WORK TO DO >> Take the records underneath and set them down exactly.

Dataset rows
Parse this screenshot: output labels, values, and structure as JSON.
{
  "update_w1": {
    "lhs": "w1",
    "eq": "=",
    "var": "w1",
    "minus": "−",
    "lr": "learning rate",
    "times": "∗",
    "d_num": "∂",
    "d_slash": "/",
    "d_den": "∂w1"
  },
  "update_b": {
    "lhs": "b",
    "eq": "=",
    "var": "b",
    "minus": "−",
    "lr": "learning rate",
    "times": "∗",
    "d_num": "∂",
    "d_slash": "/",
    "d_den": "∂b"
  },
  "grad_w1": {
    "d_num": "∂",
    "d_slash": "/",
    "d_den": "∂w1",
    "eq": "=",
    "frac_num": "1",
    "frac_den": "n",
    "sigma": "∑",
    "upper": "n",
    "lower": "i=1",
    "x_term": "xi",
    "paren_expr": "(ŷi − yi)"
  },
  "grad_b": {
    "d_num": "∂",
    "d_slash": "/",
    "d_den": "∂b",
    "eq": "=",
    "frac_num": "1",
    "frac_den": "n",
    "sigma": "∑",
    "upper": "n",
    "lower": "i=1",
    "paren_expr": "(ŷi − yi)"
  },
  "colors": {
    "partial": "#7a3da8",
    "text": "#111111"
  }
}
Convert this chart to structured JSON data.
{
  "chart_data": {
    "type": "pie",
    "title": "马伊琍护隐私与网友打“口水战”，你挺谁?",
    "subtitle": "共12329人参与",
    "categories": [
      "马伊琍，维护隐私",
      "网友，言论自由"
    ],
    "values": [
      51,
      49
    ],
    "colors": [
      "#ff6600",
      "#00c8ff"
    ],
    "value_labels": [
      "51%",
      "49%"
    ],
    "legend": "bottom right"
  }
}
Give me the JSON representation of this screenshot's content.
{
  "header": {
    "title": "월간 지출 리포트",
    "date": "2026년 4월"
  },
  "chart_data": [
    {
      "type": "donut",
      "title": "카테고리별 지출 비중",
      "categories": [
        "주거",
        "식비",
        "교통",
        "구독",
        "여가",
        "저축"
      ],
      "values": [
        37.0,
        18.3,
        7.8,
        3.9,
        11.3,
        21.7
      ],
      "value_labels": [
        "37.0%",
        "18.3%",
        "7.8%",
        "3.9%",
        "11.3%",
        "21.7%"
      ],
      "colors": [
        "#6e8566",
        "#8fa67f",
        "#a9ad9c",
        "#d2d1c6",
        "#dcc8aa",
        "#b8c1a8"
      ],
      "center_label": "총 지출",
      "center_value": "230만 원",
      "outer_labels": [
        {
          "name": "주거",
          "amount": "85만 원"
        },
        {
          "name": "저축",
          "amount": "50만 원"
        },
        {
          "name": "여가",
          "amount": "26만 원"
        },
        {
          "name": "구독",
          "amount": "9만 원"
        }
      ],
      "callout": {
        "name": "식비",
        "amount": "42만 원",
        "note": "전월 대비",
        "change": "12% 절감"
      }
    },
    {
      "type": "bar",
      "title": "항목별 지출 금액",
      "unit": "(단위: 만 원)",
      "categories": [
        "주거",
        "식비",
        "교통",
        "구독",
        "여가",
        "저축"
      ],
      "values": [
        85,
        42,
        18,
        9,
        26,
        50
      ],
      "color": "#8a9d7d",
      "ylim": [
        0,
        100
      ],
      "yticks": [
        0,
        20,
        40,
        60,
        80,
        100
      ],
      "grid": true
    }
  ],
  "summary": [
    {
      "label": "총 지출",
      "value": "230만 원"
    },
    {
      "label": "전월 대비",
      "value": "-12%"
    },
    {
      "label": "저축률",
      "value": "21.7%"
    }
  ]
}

RESULT OF THE TASK >>
Parse this screenshot: output labels, values, and structure as JSON.
{
  "update_w1": {
    "lhs": "w1",
    "eq": "=",
    "var": "w1",
    "minus": "−",
    "lr": "learning rate",
    "times": "∗",
    "d_num": "∂",
    "d_slash": "/",
    "d_den": "∂w1"
  },
  "update_b": {
    "lhs": "b",
    "eq": "=",
    "var": "b",
    "minus": "−",
    "lr": "learning rate",
    "times": "∗",
    "d_num": "∂",
    "d_slash": "/",
    "d_den": "∂b"
  },
  "grad_w1": {
    "d_num": "∂",
    "d_slash": "/",
    "d_den": "∂w1",
    "eq": "=",
    "frac_num": "1",
    "frac_den": "n",
    "sigma": "∑",
    "upper": "n",
    "lower": "i=1",
    "x_term": "xi",
    "paren_expr": "(ŷi − yi)"
  },
  "grad_b": {
    "d_num": "∂",
    "d_slash": "/",
    "d_den": "∂b",
    "eq": "=",
    "frac_num": "1",
    "frac_den": "n",
    "sigma": "∑",
    "upper": "n",
    "lower": "i=1",
    "paren_expr": "(ŷi − yi)"
  },
  "colors": {
    "partial": "#7a3da8",
    "text": "#111111"
  }
}
Convert this chart to structured JSON data.
{
  "chart_data": {
    "type": "pie",
    "title": "马伊琍护隐私与网友打“口水战”，你挺谁?",
    "subtitle": "共12329人参与",
    "categories": [
      "马伊琍，维护隐私",
      "网友，言论自由"
    ],
    "values": [
      51,
      49
    ],
    "colors": [
      "#ff6600",
      "#00c8ff"
    ],
    "value_labels": [
      "51%",
      "49%"
    ],
    "legend": "bottom right"
  }
}
Give me the JSON representation of this screenshot's content.
{
  "header": {
    "title": "월간 지출 리포트",
    "date": "2026년 4월"
  },
  "chart_data": [
    {
      "type": "donut",
      "title": "카테고리별 지출 비중",
      "categories": [
        "주거",
        "식비",
        "교통",
        "구독",
        "여가",
        "저축"
      ],
      "values": [
        37.0,
        18.3,
        7.8,
        3.9,
        11.3,
        21.7
      ],
      "value_labels": [
        "37.0%",
        "18.3%",
        "7.8%",
        "3.9%",
        "11.3%",
        "21.7%"
      ],
      "colors": [
        "#6e8566",
        "#8fa67f",
        "#a9ad9c",
        "#d2d1c6",
        "#dcc8aa",
        "#b8c1a8"
      ],
      "center_label": "총 지출",
      "center_value": "230만 원",
      "outer_labels": [
        {
          "name": "주거",
          "amount": "85만 원"
        },
        {
          "name": "저축",
          "amount": "50만 원"
        },
        {
          "name": "여가",
          "amount": "26만 원"
        },
        {
          "name": "구독",
          "amount": "9만 원"
        }
      ],
      "callout": {
        "name": "식비",
        "amount": "42만 원",
        "note": "전월 대비",
        "change": "12% 절감"
      }
    },
    {
      "type": "bar",
      "title": "항목별 지출 금액",
      "unit": "(단위: 만 원)",
      "categories": [
        "주거",
        "식비",
        "교통",
        "구독",
        "여가",
        "저축"
      ],
      "values": [
        85,
        42,
        18,
        9,
        26,
        50
      ],
      "color": "#8a9d7d",
      "ylim": [
        0,
        100
      ],
      "yticks": [
        0,
        20,
        40,
        60,
        80,
        100
      ],
      "grid": true
    }
  ],
  "summary": [
    {
      "label": "총 지출",
      "value": "230만 원"
    },
    {
      "label": "전월 대비",
      "value": "-12%"
    },
    {
      "label": "저축률",
      "value": "21.7%"
    }
  ]
}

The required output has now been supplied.